◆ **Instructions to follow**: Search the data for the word "ylabel" and copy every line that contains it.

◆ **Information shown**:
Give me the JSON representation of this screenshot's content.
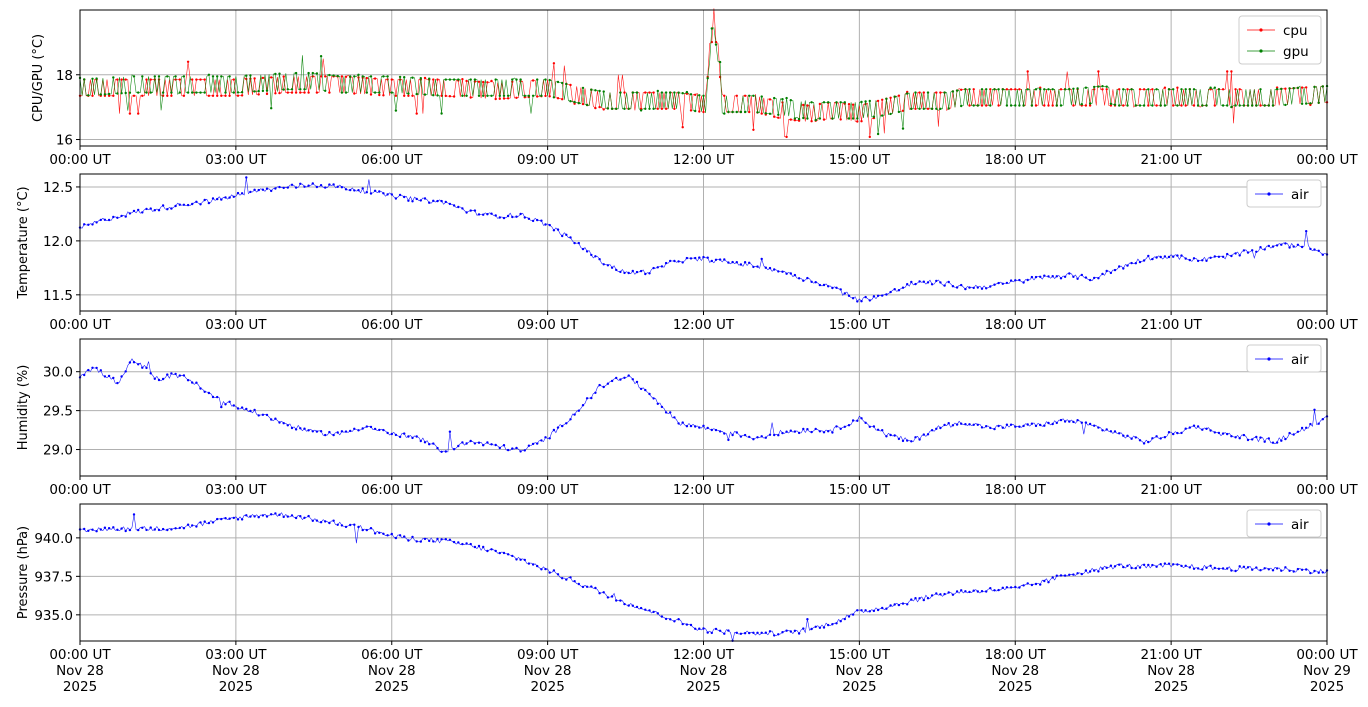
{
  "x_ticks": [
    "00:00 UT",
    "03:00 UT",
    "06:00 UT",
    "09:00 UT",
    "12:00 UT",
    "15:00 UT",
    "18:00 UT",
    "21:00 UT",
    "00:00 UT"
  ],
  "x_tick_dates": [
    [
      "Nov 28",
      "2025"
    ],
    [
      "Nov 28",
      "2025"
    ],
    [
      "Nov 28",
      "2025"
    ],
    [
      "Nov 28",
      "2025"
    ],
    [
      "Nov 28",
      "2025"
    ],
    [
      "Nov 28",
      "2025"
    ],
    [
      "Nov 28",
      "2025"
    ],
    [
      "Nov 28",
      "2025"
    ],
    [
      "Nov 29",
      "2025"
    ]
  ],
  "chart_data": [
    {
      "type": "line",
      "ylabel": "CPU/GPU (°C)",
      "ylim": [
        15.8,
        20.0
      ],
      "yticks": [
        16,
        18
      ],
      "xlim": [
        "2025-11-28T00:00",
        "2025-11-29T00:00"
      ],
      "grid": true,
      "legend": "top-right",
      "series": [
        {
          "name": "cpu",
          "color": "#ff0000",
          "x": [
            0,
            1,
            2,
            3,
            4,
            4.5,
            5,
            6,
            7,
            8,
            9,
            9.8,
            10.2,
            11,
            11.5,
            12,
            12.2,
            12.4,
            13,
            13.5,
            14,
            14.5,
            15,
            15.5,
            16,
            16.7,
            17,
            18,
            19,
            19.7,
            20,
            21,
            22,
            23,
            24
          ],
          "values": [
            17.6,
            17.6,
            17.6,
            17.6,
            17.7,
            17.7,
            17.7,
            17.6,
            17.6,
            17.5,
            17.6,
            17.3,
            17.2,
            17.2,
            17.2,
            17.1,
            19.8,
            17.1,
            17.1,
            16.9,
            16.8,
            16.9,
            16.8,
            17.0,
            17.2,
            17.2,
            17.3,
            17.3,
            17.3,
            17.3,
            17.3,
            17.3,
            17.3,
            17.3,
            17.4
          ]
        },
        {
          "name": "gpu",
          "color": "#008000",
          "x": [
            0,
            1,
            2,
            3,
            4,
            4.5,
            5,
            6,
            7,
            8,
            9,
            9.8,
            10.2,
            11,
            11.5,
            12,
            12.2,
            12.4,
            13,
            13.5,
            14,
            14.5,
            15,
            15.5,
            16,
            16.7,
            17,
            18,
            19,
            19.7,
            20,
            21,
            22,
            23,
            24
          ],
          "values": [
            17.6,
            17.7,
            17.7,
            17.7,
            17.8,
            17.8,
            17.7,
            17.7,
            17.6,
            17.6,
            17.6,
            17.3,
            17.2,
            17.2,
            17.2,
            17.1,
            19.7,
            17.1,
            17.1,
            17.0,
            16.9,
            16.9,
            16.9,
            17.0,
            17.2,
            17.2,
            17.3,
            17.3,
            17.3,
            17.4,
            17.3,
            17.3,
            17.3,
            17.3,
            17.4
          ]
        }
      ]
    },
    {
      "type": "line",
      "ylabel": "Temperature (°C)",
      "ylim": [
        11.35,
        12.62
      ],
      "yticks": [
        11.5,
        12.0,
        12.5
      ],
      "xlim": [
        "2025-11-28T00:00",
        "2025-11-29T00:00"
      ],
      "grid": true,
      "legend": "top-right",
      "series": [
        {
          "name": "air",
          "color": "#0000ff",
          "x": [
            0,
            0.5,
            1,
            1.5,
            2,
            2.5,
            3,
            3.5,
            4,
            4.5,
            5,
            5.5,
            6,
            6.5,
            7,
            7.5,
            8,
            8.5,
            9,
            9.5,
            10,
            10.5,
            11,
            11.5,
            12,
            12.5,
            13,
            13.5,
            14,
            14.5,
            15,
            15.5,
            16,
            16.5,
            17,
            17.5,
            18,
            18.5,
            19,
            19.5,
            20,
            20.5,
            21,
            21.5,
            22,
            22.5,
            23,
            23.5,
            24
          ],
          "values": [
            12.12,
            12.2,
            12.26,
            12.3,
            12.34,
            12.37,
            12.42,
            12.47,
            12.5,
            12.52,
            12.5,
            12.46,
            12.42,
            12.38,
            12.36,
            12.27,
            12.23,
            12.24,
            12.15,
            12.0,
            11.82,
            11.7,
            11.72,
            11.82,
            11.83,
            11.8,
            11.77,
            11.72,
            11.64,
            11.57,
            11.45,
            11.5,
            11.6,
            11.62,
            11.57,
            11.58,
            11.62,
            11.66,
            11.68,
            11.65,
            11.75,
            11.84,
            11.86,
            11.82,
            11.85,
            11.9,
            11.96,
            11.96,
            11.88
          ]
        }
      ]
    },
    {
      "type": "line",
      "ylabel": "Humidity (%)",
      "ylim": [
        28.66,
        30.42
      ],
      "yticks": [
        29.0,
        29.5,
        30.0
      ],
      "xlim": [
        "2025-11-28T00:00",
        "2025-11-29T00:00"
      ],
      "grid": true,
      "legend": "top-right",
      "series": [
        {
          "name": "air",
          "color": "#0000ff",
          "x": [
            0,
            0.25,
            0.5,
            0.75,
            1,
            1.25,
            1.5,
            1.75,
            2,
            2.5,
            3,
            3.5,
            4,
            4.5,
            5,
            5.5,
            6,
            6.5,
            7,
            7.5,
            8,
            8.5,
            9,
            9.5,
            10,
            10.5,
            11,
            11.5,
            12,
            12.5,
            13,
            13.5,
            14,
            14.5,
            15,
            15.5,
            16,
            16.5,
            17,
            17.5,
            18,
            18.5,
            19,
            19.5,
            20,
            20.5,
            21,
            21.5,
            22,
            22.5,
            23,
            23.5,
            24
          ],
          "values": [
            29.95,
            30.05,
            29.95,
            29.85,
            30.15,
            30.05,
            29.9,
            29.95,
            29.95,
            29.7,
            29.55,
            29.45,
            29.32,
            29.22,
            29.2,
            29.3,
            29.2,
            29.15,
            28.98,
            29.1,
            29.05,
            28.98,
            29.15,
            29.45,
            29.8,
            29.95,
            29.7,
            29.35,
            29.28,
            29.22,
            29.15,
            29.22,
            29.25,
            29.25,
            29.4,
            29.2,
            29.1,
            29.28,
            29.35,
            29.28,
            29.3,
            29.32,
            29.38,
            29.3,
            29.2,
            29.1,
            29.2,
            29.3,
            29.2,
            29.15,
            29.1,
            29.25,
            29.4
          ]
        }
      ]
    },
    {
      "type": "line",
      "ylabel": "Pressure (hPa)",
      "ylim": [
        933.3,
        942.2
      ],
      "yticks": [
        935.0,
        937.5,
        940.0
      ],
      "xlim": [
        "2025-11-28T00:00",
        "2025-11-29T00:00"
      ],
      "grid": true,
      "legend": "top-right",
      "series": [
        {
          "name": "air",
          "color": "#0000ff",
          "x": [
            0,
            0.5,
            1,
            1.5,
            2,
            2.5,
            3,
            3.5,
            4,
            4.5,
            5,
            5.5,
            6,
            6.5,
            7,
            7.5,
            8,
            8.5,
            9,
            9.5,
            10,
            10.5,
            11,
            11.5,
            12,
            12.5,
            13,
            13.5,
            14,
            14.5,
            15,
            15.5,
            16,
            16.5,
            17,
            17.5,
            18,
            18.5,
            19,
            19.5,
            20,
            20.5,
            21,
            21.5,
            22,
            22.5,
            23,
            23.5,
            24
          ],
          "values": [
            940.4,
            940.6,
            940.6,
            940.6,
            940.7,
            941.0,
            941.3,
            941.5,
            941.5,
            941.2,
            940.9,
            940.6,
            940.1,
            939.9,
            939.8,
            939.5,
            939.1,
            938.6,
            937.9,
            937.2,
            936.5,
            935.8,
            935.2,
            934.6,
            934.0,
            933.9,
            933.8,
            933.8,
            934.0,
            934.5,
            935.2,
            935.5,
            935.9,
            936.3,
            936.5,
            936.6,
            936.7,
            937.1,
            937.6,
            937.9,
            938.2,
            938.1,
            938.2,
            938.1,
            938.0,
            938.0,
            938.0,
            937.9,
            937.8
          ]
        }
      ]
    }
  ]
}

◆ **The result**:
      "ylabel": "CPU/GPU (°C)",
      "ylabel": "Temperature (°C)",
      "ylabel": "Humidity (%)",
      "ylabel": "Pressure (hPa)",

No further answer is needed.